Look through the data and write out every line with the word "this" in it.

== DATASET EXCERPTS ==
_ _ _ _ _ _ _

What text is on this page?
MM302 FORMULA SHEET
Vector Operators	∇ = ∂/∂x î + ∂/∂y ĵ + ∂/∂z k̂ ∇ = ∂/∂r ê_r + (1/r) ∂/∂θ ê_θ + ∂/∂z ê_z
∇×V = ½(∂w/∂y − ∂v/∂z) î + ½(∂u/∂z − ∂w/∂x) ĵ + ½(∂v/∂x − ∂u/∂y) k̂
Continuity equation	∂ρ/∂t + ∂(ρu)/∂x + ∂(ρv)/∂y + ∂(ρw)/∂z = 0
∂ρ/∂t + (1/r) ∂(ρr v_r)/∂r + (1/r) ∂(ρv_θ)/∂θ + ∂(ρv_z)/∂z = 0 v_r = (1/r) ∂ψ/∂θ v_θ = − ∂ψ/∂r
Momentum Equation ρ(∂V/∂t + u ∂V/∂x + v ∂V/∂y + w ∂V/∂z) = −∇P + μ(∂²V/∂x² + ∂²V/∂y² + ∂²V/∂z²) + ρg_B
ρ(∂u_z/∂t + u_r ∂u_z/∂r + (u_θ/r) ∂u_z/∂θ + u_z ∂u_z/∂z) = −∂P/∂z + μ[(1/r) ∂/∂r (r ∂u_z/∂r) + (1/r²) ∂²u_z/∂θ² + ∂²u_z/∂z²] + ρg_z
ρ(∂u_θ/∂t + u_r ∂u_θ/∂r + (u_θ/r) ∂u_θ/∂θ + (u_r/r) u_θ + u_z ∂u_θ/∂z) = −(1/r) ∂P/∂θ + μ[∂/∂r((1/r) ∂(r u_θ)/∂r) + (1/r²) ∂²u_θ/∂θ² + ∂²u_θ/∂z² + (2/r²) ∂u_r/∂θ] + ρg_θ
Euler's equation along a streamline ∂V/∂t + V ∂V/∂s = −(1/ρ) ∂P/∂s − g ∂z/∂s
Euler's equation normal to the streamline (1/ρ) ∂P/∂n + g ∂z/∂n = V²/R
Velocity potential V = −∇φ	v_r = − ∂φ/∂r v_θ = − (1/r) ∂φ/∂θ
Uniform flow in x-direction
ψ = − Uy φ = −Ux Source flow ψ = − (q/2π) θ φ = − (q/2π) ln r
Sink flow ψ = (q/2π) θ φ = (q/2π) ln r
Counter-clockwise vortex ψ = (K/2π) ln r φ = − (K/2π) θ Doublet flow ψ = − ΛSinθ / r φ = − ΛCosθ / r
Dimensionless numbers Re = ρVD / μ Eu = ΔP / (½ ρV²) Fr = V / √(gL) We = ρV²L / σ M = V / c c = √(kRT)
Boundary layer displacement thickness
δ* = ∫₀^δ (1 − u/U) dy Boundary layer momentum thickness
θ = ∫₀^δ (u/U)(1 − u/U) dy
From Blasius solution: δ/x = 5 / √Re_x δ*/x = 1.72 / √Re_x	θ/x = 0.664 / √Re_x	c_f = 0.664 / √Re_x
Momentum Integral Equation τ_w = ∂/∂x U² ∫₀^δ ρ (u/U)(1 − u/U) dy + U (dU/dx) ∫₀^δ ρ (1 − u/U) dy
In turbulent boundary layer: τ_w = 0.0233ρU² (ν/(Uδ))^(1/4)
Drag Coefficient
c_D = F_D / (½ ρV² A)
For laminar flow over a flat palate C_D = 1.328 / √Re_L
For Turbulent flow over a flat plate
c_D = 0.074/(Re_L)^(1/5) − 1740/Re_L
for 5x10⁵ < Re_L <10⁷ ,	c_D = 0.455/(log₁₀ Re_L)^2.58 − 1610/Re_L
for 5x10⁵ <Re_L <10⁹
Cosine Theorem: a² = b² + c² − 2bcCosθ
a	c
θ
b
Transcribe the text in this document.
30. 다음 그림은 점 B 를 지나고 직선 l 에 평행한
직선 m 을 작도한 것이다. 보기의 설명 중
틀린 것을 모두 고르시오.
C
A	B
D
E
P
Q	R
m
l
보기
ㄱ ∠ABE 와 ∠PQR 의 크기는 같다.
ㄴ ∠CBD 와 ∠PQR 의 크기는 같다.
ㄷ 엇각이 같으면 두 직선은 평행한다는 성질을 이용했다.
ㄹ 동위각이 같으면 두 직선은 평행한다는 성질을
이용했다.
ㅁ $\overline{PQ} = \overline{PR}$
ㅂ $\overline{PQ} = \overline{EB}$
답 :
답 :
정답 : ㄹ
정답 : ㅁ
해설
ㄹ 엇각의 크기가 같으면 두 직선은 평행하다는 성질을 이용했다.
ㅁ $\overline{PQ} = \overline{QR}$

_ _ _ _ _ _ _

== THE RESULT ==
What text is on this page?
Transcribe the text in this document.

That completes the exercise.